— start Data extract —
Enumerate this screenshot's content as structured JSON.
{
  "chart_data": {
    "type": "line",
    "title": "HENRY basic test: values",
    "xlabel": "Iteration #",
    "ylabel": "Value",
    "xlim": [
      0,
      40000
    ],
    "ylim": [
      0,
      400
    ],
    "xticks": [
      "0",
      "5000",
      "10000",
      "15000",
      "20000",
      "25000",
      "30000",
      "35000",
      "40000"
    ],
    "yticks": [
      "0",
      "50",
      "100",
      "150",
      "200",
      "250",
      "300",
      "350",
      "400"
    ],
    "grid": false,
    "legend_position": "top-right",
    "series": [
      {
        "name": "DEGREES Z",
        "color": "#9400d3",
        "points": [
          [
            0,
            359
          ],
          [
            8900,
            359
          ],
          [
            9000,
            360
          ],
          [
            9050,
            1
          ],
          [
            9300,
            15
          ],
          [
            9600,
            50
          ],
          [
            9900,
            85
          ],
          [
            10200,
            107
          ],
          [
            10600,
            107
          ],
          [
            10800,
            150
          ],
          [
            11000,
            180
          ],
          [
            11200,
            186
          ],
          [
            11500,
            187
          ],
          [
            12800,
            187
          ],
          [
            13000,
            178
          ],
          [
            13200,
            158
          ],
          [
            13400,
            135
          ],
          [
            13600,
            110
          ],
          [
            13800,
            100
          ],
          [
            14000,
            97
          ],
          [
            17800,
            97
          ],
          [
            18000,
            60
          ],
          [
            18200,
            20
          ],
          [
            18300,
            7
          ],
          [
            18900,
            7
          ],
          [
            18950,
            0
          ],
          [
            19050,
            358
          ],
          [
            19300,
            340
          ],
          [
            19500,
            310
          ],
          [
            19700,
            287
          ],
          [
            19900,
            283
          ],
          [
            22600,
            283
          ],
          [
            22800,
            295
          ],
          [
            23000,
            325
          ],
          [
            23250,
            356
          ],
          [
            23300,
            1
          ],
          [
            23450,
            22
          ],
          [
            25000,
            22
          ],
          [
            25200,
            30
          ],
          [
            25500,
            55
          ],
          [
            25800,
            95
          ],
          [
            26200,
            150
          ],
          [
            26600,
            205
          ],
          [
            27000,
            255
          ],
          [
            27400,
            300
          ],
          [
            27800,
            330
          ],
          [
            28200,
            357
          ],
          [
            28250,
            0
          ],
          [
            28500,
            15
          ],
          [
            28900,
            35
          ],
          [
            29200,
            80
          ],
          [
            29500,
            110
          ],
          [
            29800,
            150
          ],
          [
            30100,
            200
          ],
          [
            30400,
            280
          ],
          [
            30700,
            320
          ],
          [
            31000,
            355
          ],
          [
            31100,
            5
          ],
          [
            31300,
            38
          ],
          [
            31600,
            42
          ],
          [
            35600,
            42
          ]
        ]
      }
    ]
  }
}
— end Data extract —
# What you have to do
Copy all of the data. Keep every word exactly as it is.

# Completed exercise
Enumerate this screenshot's content as structured JSON.
{
  "chart_data": {
    "type": "line",
    "title": "HENRY basic test: values",
    "xlabel": "Iteration #",
    "ylabel": "Value",
    "xlim": [
      0,
      40000
    ],
    "ylim": [
      0,
      400
    ],
    "xticks": [
      "0",
      "5000",
      "10000",
      "15000",
      "20000",
      "25000",
      "30000",
      "35000",
      "40000"
    ],
    "yticks": [
      "0",
      "50",
      "100",
      "150",
      "200",
      "250",
      "300",
      "350",
      "400"
    ],
    "grid": false,
    "legend_position": "top-right",
    "series": [
      {
        "name": "DEGREES Z",
        "color": "#9400d3",
        "points": [
          [
            0,
            359
          ],
          [
            8900,
            359
          ],
          [
            9000,
            360
          ],
          [
            9050,
            1
          ],
          [
            9300,
            15
          ],
          [
            9600,
            50
          ],
          [
            9900,
            85
          ],
          [
            10200,
            107
          ],
          [
            10600,
            107
          ],
          [
            10800,
            150
          ],
          [
            11000,
            180
          ],
          [
            11200,
            186
          ],
          [
            11500,
            187
          ],
          [
            12800,
            187
          ],
          [
            13000,
            178
          ],
          [
            13200,
            158
          ],
          [
            13400,
            135
          ],
          [
            13600,
            110
          ],
          [
            13800,
            100
          ],
          [
            14000,
            97
          ],
          [
            17800,
            97
          ],
          [
            18000,
            60
          ],
          [
            18200,
            20
          ],
          [
            18300,
            7
          ],
          [
            18900,
            7
          ],
          [
            18950,
            0
          ],
          [
            19050,
            358
          ],
          [
            19300,
            340
          ],
          [
            19500,
            310
          ],
          [
            19700,
            287
          ],
          [
            19900,
            283
          ],
          [
            22600,
            283
          ],
          [
            22800,
            295
          ],
          [
            23000,
            325
          ],
          [
            23250,
            356
          ],
          [
            23300,
            1
          ],
          [
            23450,
            22
          ],
          [
            25000,
            22
          ],
          [
            25200,
            30
          ],
          [
            25500,
            55
          ],
          [
            25800,
            95
          ],
          [
            26200,
            150
          ],
          [
            26600,
            205
          ],
          [
            27000,
            255
          ],
          [
            27400,
            300
          ],
          [
            27800,
            330
          ],
          [
            28200,
            357
          ],
          [
            28250,
            0
          ],
          [
            28500,
            15
          ],
          [
            28900,
            35
          ],
          [
            29200,
            80
          ],
          [
            29500,
            110
          ],
          [
            29800,
            150
          ],
          [
            30100,
            200
          ],
          [
            30400,
            280
          ],
          [
            30700,
            320
          ],
          [
            31000,
            355
          ],
          [
            31100,
            5
          ],
          [
            31300,
            38
          ],
          [
            31600,
            42
          ],
          [
            35600,
            42
          ]
        ]
      }
    ]
  }
}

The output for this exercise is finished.